━━━ Records supplied ━━━

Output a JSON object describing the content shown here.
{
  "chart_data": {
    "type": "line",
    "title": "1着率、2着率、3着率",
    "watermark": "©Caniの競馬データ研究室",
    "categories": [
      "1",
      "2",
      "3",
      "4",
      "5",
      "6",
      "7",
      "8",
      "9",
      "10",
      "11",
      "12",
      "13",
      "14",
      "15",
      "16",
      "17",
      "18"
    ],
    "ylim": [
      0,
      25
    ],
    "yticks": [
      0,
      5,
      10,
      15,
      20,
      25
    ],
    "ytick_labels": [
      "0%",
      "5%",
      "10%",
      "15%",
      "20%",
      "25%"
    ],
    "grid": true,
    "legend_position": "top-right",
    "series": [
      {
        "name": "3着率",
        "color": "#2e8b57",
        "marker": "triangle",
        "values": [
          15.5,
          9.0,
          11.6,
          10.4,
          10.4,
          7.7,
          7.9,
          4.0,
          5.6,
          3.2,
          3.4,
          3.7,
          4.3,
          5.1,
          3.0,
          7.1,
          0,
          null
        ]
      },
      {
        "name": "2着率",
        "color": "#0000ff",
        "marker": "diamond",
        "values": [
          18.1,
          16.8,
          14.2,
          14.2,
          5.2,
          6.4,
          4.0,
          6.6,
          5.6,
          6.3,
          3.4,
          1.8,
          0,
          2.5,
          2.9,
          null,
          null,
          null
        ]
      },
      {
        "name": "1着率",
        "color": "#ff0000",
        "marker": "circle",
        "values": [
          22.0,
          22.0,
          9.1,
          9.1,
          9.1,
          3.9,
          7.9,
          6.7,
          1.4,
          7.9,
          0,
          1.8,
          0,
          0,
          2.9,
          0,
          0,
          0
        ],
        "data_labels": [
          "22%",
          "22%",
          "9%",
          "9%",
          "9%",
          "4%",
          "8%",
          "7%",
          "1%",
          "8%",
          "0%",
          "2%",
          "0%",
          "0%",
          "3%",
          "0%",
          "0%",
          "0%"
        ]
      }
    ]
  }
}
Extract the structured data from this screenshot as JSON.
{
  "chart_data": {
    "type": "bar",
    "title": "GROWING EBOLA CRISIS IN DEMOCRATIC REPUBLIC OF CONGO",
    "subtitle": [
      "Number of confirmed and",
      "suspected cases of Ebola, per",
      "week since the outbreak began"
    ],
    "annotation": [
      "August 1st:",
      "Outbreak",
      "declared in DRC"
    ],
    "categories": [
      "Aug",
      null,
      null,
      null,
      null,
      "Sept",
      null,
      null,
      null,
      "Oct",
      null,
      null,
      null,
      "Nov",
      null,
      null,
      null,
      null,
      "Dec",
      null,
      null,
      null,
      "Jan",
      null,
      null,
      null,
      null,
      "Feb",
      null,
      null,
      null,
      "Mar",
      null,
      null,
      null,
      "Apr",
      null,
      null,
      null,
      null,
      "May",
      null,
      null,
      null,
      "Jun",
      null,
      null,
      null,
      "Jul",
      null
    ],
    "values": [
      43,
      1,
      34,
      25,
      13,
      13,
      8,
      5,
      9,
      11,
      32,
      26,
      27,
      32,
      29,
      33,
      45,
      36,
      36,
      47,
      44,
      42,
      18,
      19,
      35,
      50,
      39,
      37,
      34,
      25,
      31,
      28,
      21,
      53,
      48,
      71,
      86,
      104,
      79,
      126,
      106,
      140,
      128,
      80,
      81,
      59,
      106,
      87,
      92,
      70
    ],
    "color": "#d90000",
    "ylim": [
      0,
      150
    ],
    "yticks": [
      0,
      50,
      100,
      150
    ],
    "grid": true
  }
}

━━━

Task requirements:
Only the number is wanted: how many lines of the material above include the word "color"?

Task response:
4